> Work required: Pictures aside, quote the whole listing exactly.

++++ Given information ++++

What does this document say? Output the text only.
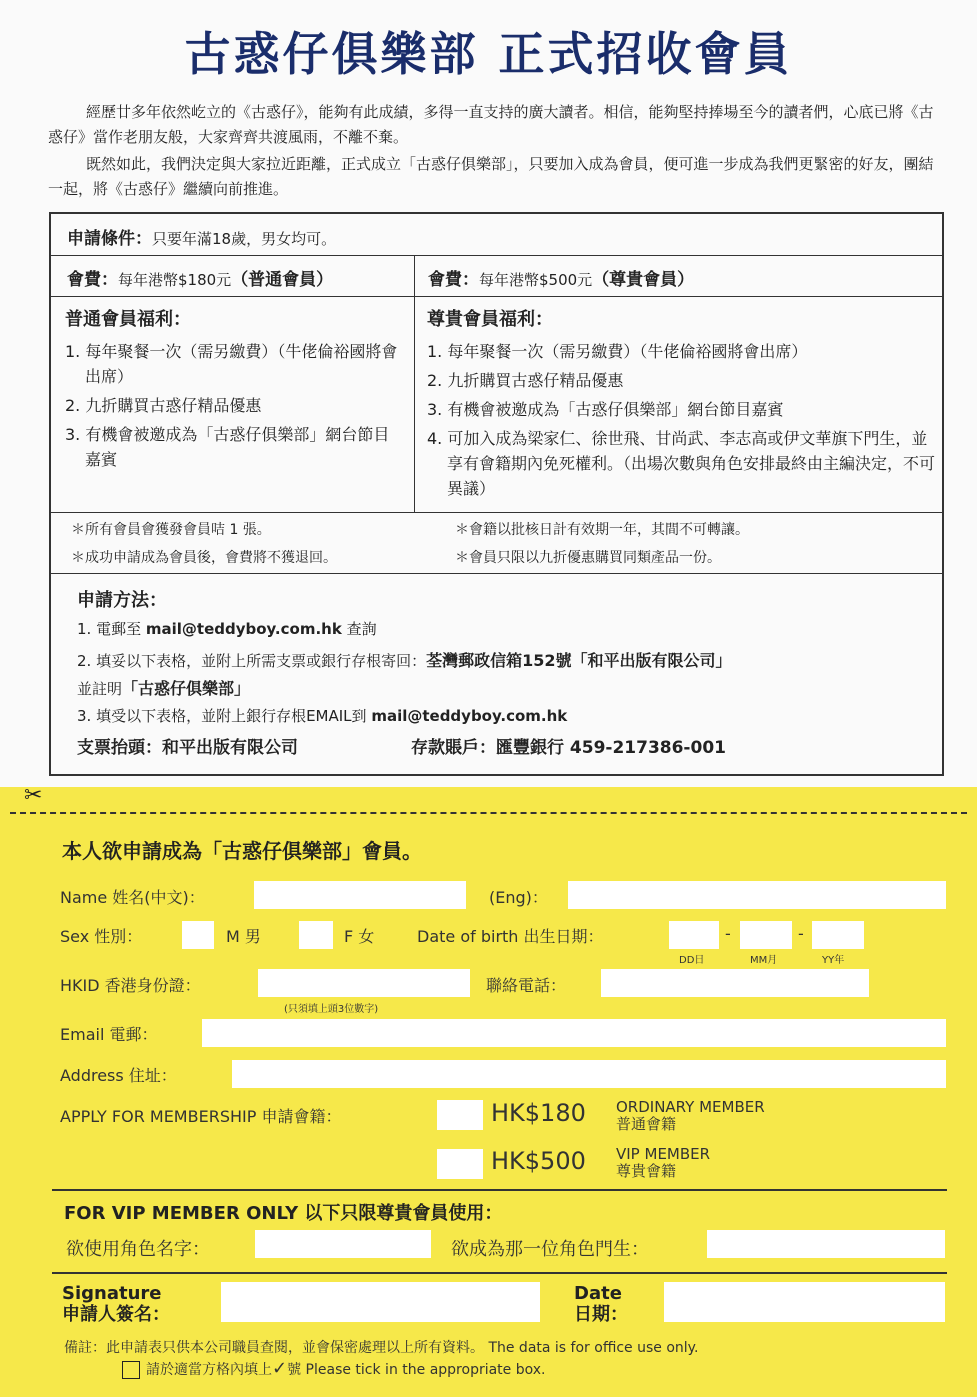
古惑仔俱樂部 正式招收會員
經歷廿多年依然屹立的《古惑仔》，能夠有此成績，多得一直支持的廣大讀者。相信，能夠堅持捧場至今的讀者們，心底已將《古惑仔》當作老朋友般，大家齊齊共渡風雨，不離不棄。
既然如此，我們決定與大家拉近距離，正式成立「古惑仔俱樂部」，只要加入成為會員，便可進一步成為我們更緊密的好友，團結一起，將《古惑仔》繼續向前推進。
申請條件：只要年滿18歲，男女均可。
會費：每年港幣$180元（普通會員）	會費：每年港幣$500元（尊貴會員）
普通會員福利：
1. 每年聚餐一次（需另繳費）（牛佬倫裕國將會出席）
2. 九折購買古惑仔精品優惠
3. 有機會被邀成為「古惑仔俱樂部」網台節目嘉賓
尊貴會員福利：
1. 每年聚餐一次（需另繳費）（牛佬倫裕國將會出席）
2. 九折購買古惑仔精品優惠
3. 有機會被邀成為「古惑仔俱樂部」網台節目嘉賓
4. 可加入成為梁家仁、徐世飛、甘尚武、李志高或伊文華旗下門生，並享有會籍期內免死權利。（出場次數與角色安排最終由主編決定，不可異議）
＊所有會員會獲發會員咭 1 張。	＊會籍以批核日計有效期一年，其間不可轉讓。
＊成功申請成為會員後，會費將不獲退回。	＊會員只限以九折優惠購買同類產品一份。
申請方法：
1. 電郵至 mail@teddyboy.com.hk 查詢
2. 填妥以下表格，並附上所需支票或銀行存根寄回：荃灣郵政信箱152號「和平出版有限公司」
並註明「古惑仔俱樂部」
3. 填受以下表格，並附上銀行存根EMAIL到 mail@teddyboy.com.hk
支票抬頭：和平出版有限公司	存款賬戶：匯豐銀行 459-217386-001
✂
本人欲申請成為「古惑仔俱樂部」會員。
Name 姓名(中文)：	(Eng)：
Sex 性別：	M 男	F 女	Date of birth 出生日期：	-	-
DD日	MM月	YY年
HKID 香港身份證：
(只須填上頭3位數字)
聯絡電話：
Email 電郵：
Address 住址：
APPLY FOR MEMBERSHIP 申請會籍：	HK$180 ORDINARY MEMBER
普通會籍
HK$500 VIP MEMBER
尊貴會籍
FOR VIP MEMBER ONLY 以下只限尊貴會員使用：
欲使用角色名字：	欲成為那一位角色門生：
Signature
申請人簽名：
Date
日期：
備註：此申請表只供本公司職員查閱，並會保密處理以上所有資料。 The data is for office use only.
請於適當方格內填上✓號 Please tick in the appropriate box.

++++

> In response:
What does this document say? Output the text only.
古惑仔俱樂部 正式招收會員
經歷廿多年依然屹立的《古惑仔》，能夠有此成績，多得一直支持的廣大讀者。相信，能夠堅持捧場至今的讀者們，心底已將《古惑仔》當作老朋友般，大家齊齊共渡風雨，不離不棄。
既然如此，我們決定與大家拉近距離，正式成立「古惑仔俱樂部」，只要加入成為會員，便可進一步成為我們更緊密的好友，團結一起，將《古惑仔》繼續向前推進。
申請條件：只要年滿18歲，男女均可。
會費：每年港幣$180元（普通會員）	會費：每年港幣$500元（尊貴會員）
普通會員福利：
1. 每年聚餐一次（需另繳費）（牛佬倫裕國將會出席）
2. 九折購買古惑仔精品優惠
3. 有機會被邀成為「古惑仔俱樂部」網台節目嘉賓
尊貴會員福利：
1. 每年聚餐一次（需另繳費）（牛佬倫裕國將會出席）
2. 九折購買古惑仔精品優惠
3. 有機會被邀成為「古惑仔俱樂部」網台節目嘉賓
4. 可加入成為梁家仁、徐世飛、甘尚武、李志高或伊文華旗下門生，並享有會籍期內免死權利。（出場次數與角色安排最終由主編決定，不可異議）
＊所有會員會獲發會員咭 1 張。	＊會籍以批核日計有效期一年，其間不可轉讓。
＊成功申請成為會員後，會費將不獲退回。	＊會員只限以九折優惠購買同類產品一份。
申請方法：
1. 電郵至 mail@teddyboy.com.hk 查詢
2. 填妥以下表格，並附上所需支票或銀行存根寄回：荃灣郵政信箱152號「和平出版有限公司」
並註明「古惑仔俱樂部」
3. 填受以下表格，並附上銀行存根EMAIL到 mail@teddyboy.com.hk
支票抬頭：和平出版有限公司	存款賬戶：匯豐銀行 459-217386-001
✂
本人欲申請成為「古惑仔俱樂部」會員。
Name 姓名(中文)：	(Eng)：
Sex 性別：	M 男	F 女	Date of birth 出生日期：	-	-
DD日	MM月	YY年
HKID 香港身份證：
(只須填上頭3位數字)
聯絡電話：
Email 電郵：
Address 住址：
APPLY FOR MEMBERSHIP 申請會籍：	HK$180 ORDINARY MEMBER
普通會籍
HK$500 VIP MEMBER
尊貴會籍
FOR VIP MEMBER ONLY 以下只限尊貴會員使用：
欲使用角色名字：	欲成為那一位角色門生：
Signature
申請人簽名：
Date
日期：
備註：此申請表只供本公司職員查閱，並會保密處理以上所有資料。 The data is for office use only.
請於適當方格內填上✓號 Please tick in the appropriate box.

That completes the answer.